Exercise description
Find the lines holding the string "true" in the data, then copy all of them.

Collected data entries
## BEGIN

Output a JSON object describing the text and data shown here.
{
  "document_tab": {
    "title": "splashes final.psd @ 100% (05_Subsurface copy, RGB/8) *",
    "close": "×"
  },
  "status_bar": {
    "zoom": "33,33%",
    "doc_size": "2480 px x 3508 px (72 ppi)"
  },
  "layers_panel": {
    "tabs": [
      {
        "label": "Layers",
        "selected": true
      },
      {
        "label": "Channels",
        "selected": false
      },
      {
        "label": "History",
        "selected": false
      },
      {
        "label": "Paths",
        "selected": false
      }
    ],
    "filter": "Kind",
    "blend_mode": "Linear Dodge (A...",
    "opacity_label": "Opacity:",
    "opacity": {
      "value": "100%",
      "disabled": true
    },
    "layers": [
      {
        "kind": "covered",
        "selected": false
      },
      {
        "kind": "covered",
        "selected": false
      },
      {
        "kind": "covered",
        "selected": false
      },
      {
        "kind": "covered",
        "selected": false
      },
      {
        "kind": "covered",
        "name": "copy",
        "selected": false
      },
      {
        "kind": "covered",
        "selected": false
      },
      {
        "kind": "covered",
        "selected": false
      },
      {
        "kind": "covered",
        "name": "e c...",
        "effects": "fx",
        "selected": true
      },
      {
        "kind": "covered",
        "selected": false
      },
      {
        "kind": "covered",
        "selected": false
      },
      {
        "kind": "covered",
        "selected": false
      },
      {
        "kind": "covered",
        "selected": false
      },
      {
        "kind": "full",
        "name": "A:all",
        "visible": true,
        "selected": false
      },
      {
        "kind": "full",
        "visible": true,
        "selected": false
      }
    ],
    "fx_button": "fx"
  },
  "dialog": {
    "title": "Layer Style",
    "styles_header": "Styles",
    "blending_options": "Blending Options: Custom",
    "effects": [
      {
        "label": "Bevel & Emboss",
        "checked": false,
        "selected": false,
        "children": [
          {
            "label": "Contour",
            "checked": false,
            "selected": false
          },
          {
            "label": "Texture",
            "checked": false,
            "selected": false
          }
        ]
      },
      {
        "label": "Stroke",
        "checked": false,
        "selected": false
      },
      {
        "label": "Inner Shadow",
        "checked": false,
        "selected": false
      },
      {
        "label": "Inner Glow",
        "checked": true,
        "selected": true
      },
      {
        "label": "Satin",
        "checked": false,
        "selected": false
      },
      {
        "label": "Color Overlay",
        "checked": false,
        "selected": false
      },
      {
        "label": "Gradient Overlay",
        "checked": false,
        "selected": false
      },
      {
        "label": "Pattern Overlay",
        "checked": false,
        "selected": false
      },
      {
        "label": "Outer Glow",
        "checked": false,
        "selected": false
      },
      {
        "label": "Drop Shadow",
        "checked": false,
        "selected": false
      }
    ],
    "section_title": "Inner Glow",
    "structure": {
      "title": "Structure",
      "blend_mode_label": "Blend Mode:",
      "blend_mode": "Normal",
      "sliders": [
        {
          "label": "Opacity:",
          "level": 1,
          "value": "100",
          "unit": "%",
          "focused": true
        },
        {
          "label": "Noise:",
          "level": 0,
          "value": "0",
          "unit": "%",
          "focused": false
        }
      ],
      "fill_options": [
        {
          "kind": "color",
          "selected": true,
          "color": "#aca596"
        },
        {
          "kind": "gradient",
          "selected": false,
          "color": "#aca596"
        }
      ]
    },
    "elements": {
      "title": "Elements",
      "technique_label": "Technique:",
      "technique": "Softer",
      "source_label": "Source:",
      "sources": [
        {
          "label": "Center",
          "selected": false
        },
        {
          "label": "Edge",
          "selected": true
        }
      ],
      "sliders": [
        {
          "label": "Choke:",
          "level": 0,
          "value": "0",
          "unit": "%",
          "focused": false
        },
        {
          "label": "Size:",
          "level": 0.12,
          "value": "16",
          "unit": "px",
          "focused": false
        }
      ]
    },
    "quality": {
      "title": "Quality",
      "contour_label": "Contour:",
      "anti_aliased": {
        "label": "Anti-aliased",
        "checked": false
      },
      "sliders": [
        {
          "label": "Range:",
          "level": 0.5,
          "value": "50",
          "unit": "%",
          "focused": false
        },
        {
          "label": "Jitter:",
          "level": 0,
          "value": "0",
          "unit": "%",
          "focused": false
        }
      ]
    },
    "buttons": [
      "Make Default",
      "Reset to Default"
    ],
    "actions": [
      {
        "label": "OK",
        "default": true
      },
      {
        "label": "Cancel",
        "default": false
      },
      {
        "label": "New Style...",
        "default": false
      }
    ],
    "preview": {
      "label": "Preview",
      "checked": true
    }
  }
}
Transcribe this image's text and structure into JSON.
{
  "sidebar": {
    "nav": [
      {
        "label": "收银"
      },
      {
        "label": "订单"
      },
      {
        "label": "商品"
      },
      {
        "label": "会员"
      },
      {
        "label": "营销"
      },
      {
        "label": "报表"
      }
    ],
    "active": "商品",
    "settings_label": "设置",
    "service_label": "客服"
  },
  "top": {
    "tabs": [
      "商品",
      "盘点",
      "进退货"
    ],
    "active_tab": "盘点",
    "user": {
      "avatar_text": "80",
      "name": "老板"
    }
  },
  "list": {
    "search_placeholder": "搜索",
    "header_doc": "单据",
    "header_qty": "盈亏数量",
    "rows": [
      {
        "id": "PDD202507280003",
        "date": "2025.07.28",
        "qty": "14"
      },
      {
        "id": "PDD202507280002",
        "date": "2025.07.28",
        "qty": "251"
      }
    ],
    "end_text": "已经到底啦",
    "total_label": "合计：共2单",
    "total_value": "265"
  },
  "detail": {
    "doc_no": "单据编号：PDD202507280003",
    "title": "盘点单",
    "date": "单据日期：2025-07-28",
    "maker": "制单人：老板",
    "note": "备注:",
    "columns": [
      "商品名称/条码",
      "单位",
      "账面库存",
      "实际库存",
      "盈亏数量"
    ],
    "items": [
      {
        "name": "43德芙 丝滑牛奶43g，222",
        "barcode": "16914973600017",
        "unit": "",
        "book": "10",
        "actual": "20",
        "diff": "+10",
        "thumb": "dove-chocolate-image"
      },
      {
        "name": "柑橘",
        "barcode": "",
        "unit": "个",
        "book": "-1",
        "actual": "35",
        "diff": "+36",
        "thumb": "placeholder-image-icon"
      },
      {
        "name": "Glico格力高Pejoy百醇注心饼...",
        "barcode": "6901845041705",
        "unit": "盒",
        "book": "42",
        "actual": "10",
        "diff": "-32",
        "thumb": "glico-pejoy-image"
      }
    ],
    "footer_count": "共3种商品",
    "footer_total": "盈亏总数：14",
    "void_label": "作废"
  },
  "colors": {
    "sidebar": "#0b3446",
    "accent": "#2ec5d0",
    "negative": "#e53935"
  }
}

## END

Final result
        "selected": true
      "disabled": true
        "selected": true
        "visible": true,
        "visible": true,
        "checked": true,
        "selected": true
          "focused": true
          "selected": true,
          "selected": true
        "default": true
      "checked": true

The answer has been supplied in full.